* **What to do**
Every entry below must appear again, exactly as written.

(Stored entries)

###

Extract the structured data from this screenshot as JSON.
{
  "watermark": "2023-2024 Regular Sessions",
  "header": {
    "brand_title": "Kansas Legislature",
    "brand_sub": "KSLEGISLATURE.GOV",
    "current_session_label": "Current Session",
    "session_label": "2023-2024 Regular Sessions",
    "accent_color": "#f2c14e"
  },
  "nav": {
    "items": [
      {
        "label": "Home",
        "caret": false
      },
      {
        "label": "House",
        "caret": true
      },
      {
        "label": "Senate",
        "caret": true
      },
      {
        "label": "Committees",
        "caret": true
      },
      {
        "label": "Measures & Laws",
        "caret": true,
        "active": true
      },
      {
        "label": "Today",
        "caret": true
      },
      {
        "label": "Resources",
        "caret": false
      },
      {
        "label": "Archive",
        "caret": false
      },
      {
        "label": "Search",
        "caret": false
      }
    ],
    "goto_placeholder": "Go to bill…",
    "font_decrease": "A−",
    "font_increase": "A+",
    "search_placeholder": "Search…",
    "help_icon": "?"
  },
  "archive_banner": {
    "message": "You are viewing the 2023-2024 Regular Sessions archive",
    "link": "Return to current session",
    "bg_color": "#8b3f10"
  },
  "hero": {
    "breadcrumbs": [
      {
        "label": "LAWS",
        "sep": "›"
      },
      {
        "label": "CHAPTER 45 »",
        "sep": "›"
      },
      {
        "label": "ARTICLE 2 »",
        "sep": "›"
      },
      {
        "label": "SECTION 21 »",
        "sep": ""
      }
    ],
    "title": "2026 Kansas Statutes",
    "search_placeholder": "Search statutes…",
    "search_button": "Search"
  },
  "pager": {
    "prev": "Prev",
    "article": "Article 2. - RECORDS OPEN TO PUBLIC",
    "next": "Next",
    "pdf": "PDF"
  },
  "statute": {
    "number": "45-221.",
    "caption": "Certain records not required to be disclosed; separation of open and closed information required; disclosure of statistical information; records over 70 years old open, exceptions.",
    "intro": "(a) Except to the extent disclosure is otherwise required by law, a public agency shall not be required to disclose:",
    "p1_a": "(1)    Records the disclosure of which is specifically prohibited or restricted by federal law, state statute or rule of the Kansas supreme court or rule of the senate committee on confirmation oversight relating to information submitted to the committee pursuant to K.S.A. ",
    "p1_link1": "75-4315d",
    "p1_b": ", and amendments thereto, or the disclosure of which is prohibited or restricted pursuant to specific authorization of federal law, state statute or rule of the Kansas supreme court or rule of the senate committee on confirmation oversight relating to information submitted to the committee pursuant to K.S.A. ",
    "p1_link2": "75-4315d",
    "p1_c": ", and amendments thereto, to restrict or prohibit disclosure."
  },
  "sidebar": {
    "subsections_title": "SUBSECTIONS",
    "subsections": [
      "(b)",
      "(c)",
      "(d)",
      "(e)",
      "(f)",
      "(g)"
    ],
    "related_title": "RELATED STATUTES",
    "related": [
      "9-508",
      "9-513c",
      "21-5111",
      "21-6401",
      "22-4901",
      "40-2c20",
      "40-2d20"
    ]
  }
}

###

* **Answer for the task**
Extract the structured data from this screenshot as JSON.
{
  "watermark": "2023-2024 Regular Sessions",
  "header": {
    "brand_title": "Kansas Legislature",
    "brand_sub": "KSLEGISLATURE.GOV",
    "current_session_label": "Current Session",
    "session_label": "2023-2024 Regular Sessions",
    "accent_color": "#f2c14e"
  },
  "nav": {
    "items": [
      {
        "label": "Home",
        "caret": false
      },
      {
        "label": "House",
        "caret": true
      },
      {
        "label": "Senate",
        "caret": true
      },
      {
        "label": "Committees",
        "caret": true
      },
      {
        "label": "Measures & Laws",
        "caret": true,
        "active": true
      },
      {
        "label": "Today",
        "caret": true
      },
      {
        "label": "Resources",
        "caret": false
      },
      {
        "label": "Archive",
        "caret": false
      },
      {
        "label": "Search",
        "caret": false
      }
    ],
    "goto_placeholder": "Go to bill…",
    "font_decrease": "A−",
    "font_increase": "A+",
    "search_placeholder": "Search…",
    "help_icon": "?"
  },
  "archive_banner": {
    "message": "You are viewing the 2023-2024 Regular Sessions archive",
    "link": "Return to current session",
    "bg_color": "#8b3f10"
  },
  "hero": {
    "breadcrumbs": [
      {
        "label": "LAWS",
        "sep": "›"
      },
      {
        "label": "CHAPTER 45 »",
        "sep": "›"
      },
      {
        "label": "ARTICLE 2 »",
        "sep": "›"
      },
      {
        "label": "SECTION 21 »",
        "sep": ""
      }
    ],
    "title": "2026 Kansas Statutes",
    "search_placeholder": "Search statutes…",
    "search_button": "Search"
  },
  "pager": {
    "prev": "Prev",
    "article": "Article 2. - RECORDS OPEN TO PUBLIC",
    "next": "Next",
    "pdf": "PDF"
  },
  "statute": {
    "number": "45-221.",
    "caption": "Certain records not required to be disclosed; separation of open and closed information required; disclosure of statistical information; records over 70 years old open, exceptions.",
    "intro": "(a) Except to the extent disclosure is otherwise required by law, a public agency shall not be required to disclose:",
    "p1_a": "(1)    Records the disclosure of which is specifically prohibited or restricted by federal law, state statute or rule of the Kansas supreme court or rule of the senate committee on confirmation oversight relating to information submitted to the committee pursuant to K.S.A. ",
    "p1_link1": "75-4315d",
    "p1_b": ", and amendments thereto, or the disclosure of which is prohibited or restricted pursuant to specific authorization of federal law, state statute or rule of the Kansas supreme court or rule of the senate committee on confirmation oversight relating to information submitted to the committee pursuant to K.S.A. ",
    "p1_link2": "75-4315d",
    "p1_c": ", and amendments thereto, to restrict or prohibit disclosure."
  },
  "sidebar": {
    "subsections_title": "SUBSECTIONS",
    "subsections": [
      "(b)",
      "(c)",
      "(d)",
      "(e)",
      "(f)",
      "(g)"
    ],
    "related_title": "RELATED STATUTES",
    "related": [
      "9-508",
      "9-513c",
      "21-5111",
      "21-6401",
      "22-4901",
      "40-2c20",
      "40-2d20"
    ]
  }
}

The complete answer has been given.